— Begin Provided entries —

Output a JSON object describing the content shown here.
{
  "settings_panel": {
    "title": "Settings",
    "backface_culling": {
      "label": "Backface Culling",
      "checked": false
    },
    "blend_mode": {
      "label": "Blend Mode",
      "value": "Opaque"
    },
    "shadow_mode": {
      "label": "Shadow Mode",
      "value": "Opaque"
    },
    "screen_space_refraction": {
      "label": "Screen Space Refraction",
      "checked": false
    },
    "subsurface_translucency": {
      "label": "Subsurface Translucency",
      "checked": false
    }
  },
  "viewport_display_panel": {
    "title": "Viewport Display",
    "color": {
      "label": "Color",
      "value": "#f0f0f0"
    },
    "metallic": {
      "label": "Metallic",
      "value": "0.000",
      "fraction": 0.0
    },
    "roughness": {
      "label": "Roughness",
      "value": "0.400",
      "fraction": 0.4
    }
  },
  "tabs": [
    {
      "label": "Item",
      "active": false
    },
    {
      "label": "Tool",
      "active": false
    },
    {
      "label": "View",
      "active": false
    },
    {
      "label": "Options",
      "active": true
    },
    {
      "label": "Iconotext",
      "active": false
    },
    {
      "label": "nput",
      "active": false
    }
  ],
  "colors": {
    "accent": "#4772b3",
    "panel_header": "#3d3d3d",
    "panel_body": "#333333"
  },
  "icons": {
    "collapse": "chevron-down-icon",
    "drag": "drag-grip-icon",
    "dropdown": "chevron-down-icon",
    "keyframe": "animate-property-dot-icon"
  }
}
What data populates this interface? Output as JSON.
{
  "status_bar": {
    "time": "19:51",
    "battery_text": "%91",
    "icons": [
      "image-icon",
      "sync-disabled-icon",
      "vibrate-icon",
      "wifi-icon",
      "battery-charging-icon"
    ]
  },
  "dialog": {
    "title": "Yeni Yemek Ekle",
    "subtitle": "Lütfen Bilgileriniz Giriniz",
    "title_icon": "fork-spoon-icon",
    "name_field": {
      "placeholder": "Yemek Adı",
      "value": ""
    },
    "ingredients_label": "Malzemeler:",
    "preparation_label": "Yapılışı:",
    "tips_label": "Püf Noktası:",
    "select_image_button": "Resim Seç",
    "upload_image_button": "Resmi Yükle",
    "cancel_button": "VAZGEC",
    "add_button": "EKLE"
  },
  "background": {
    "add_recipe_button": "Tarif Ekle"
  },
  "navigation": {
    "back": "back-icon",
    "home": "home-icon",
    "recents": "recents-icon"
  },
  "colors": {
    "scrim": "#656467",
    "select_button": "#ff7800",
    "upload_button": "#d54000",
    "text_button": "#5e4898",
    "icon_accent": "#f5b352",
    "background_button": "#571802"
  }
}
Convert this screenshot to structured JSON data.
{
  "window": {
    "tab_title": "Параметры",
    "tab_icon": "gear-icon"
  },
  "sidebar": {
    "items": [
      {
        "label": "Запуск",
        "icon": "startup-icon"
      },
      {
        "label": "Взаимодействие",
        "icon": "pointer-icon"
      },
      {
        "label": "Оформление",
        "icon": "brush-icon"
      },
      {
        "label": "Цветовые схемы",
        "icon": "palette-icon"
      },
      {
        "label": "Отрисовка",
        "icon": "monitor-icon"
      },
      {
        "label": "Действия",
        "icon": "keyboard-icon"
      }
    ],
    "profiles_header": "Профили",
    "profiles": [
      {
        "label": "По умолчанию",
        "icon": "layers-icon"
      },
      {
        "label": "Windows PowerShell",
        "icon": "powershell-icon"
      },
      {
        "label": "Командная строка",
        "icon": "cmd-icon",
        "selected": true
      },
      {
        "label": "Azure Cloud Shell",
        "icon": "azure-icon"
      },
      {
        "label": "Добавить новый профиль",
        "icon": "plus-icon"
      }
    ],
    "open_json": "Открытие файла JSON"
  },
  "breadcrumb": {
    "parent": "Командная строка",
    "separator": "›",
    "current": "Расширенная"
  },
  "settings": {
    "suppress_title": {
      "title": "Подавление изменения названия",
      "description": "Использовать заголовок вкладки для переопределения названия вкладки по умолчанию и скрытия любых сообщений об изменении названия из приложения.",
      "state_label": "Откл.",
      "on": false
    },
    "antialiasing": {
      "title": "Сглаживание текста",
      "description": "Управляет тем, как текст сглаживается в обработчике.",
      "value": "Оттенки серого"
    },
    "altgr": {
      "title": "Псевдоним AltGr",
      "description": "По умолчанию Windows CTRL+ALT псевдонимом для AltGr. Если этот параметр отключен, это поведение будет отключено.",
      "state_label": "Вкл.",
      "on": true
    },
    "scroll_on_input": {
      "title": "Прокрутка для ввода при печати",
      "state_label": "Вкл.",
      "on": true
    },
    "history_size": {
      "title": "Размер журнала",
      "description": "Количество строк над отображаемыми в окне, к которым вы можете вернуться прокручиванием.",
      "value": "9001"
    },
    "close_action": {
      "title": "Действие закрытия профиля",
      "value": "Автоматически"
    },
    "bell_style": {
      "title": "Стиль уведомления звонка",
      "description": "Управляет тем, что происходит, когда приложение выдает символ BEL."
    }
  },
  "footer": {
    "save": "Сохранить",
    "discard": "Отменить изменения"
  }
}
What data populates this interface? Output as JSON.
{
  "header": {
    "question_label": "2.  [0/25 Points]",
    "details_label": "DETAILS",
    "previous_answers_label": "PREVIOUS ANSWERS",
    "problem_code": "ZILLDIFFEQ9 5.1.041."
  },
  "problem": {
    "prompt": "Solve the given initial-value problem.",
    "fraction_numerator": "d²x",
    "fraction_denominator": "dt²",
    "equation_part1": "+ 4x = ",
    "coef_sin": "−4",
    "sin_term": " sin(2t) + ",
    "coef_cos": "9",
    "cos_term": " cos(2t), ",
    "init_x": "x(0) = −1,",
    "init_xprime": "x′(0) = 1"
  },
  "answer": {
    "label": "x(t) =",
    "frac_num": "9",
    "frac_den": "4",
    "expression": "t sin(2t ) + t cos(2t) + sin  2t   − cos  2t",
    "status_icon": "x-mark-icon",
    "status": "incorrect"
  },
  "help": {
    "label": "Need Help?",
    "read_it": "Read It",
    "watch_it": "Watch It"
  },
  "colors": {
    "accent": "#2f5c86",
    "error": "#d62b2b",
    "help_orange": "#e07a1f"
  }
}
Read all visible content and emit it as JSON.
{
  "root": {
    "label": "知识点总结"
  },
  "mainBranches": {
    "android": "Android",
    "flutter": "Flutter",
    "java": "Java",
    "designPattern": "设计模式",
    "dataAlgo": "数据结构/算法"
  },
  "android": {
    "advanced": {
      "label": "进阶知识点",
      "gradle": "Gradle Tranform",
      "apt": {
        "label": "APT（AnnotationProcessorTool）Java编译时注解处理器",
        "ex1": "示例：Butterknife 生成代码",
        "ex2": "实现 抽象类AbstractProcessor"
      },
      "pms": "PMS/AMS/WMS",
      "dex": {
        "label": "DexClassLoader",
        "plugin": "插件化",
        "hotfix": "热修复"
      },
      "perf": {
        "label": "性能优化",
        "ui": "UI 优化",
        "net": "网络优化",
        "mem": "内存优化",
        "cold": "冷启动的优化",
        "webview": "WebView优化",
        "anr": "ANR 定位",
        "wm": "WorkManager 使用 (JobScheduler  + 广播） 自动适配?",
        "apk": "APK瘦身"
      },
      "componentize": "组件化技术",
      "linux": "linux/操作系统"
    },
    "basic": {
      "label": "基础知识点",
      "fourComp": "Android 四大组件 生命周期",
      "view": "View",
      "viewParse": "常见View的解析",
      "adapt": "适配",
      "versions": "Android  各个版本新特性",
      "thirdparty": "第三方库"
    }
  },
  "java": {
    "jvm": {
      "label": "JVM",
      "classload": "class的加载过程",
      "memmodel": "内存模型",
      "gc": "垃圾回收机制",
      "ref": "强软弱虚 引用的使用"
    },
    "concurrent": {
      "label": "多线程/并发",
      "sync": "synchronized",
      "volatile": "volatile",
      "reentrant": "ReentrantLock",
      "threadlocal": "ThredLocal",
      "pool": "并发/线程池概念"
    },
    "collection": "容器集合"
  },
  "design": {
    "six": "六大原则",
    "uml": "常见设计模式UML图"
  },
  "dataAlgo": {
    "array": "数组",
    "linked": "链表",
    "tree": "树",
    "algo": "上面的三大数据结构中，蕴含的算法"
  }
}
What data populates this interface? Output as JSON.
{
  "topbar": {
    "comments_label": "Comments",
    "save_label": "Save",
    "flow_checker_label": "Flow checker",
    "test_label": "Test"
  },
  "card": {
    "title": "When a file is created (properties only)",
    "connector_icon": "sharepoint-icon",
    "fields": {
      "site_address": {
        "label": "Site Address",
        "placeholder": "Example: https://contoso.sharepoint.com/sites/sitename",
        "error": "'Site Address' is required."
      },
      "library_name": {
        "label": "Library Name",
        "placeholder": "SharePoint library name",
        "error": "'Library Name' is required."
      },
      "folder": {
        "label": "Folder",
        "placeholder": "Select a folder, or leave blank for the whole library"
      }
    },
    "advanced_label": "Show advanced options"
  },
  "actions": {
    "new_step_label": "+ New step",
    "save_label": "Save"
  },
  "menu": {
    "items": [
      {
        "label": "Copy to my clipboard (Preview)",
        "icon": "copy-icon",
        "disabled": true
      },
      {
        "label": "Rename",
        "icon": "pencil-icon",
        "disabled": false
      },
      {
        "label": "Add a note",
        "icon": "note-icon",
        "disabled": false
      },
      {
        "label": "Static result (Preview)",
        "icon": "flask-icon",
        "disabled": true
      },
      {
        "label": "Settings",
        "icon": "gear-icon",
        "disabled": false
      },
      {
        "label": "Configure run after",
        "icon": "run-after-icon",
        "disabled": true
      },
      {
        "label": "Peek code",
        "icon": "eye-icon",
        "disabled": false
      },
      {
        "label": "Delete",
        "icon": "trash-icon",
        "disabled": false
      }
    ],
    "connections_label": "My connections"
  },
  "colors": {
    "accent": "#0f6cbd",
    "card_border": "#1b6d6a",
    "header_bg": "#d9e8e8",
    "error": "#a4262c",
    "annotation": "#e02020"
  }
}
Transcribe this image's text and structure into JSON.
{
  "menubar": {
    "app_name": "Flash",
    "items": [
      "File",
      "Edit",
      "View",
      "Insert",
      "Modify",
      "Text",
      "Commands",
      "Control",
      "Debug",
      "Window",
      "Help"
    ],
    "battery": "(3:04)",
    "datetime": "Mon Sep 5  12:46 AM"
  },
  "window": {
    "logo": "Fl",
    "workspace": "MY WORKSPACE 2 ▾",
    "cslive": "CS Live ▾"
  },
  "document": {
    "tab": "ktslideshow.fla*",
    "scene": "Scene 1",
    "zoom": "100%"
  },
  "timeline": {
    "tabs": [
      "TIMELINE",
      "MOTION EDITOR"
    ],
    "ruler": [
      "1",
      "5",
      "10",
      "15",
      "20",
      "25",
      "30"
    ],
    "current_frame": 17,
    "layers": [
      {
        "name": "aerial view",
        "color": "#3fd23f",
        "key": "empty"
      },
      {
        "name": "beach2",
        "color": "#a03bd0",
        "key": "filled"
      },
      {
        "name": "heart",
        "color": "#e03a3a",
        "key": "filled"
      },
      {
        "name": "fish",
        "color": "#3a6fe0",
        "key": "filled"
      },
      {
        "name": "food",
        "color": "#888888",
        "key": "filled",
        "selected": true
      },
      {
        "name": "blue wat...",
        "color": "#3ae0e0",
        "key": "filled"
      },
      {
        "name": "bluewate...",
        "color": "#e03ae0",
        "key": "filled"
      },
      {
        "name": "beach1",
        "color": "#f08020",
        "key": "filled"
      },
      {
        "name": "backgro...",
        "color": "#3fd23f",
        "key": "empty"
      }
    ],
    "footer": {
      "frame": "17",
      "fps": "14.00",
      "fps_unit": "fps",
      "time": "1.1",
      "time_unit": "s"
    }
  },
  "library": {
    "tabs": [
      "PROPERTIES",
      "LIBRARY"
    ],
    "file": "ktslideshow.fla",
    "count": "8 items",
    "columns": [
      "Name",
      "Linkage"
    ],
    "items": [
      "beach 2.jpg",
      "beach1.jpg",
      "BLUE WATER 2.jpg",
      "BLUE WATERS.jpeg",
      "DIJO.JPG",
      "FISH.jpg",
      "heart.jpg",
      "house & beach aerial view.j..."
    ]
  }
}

— End Provided entries —

Job: Where a line above holds the string "down", show that line.

Worked solution:
    "collapse": "chevron-down-icon",
    "dropdown": "chevron-down-icon",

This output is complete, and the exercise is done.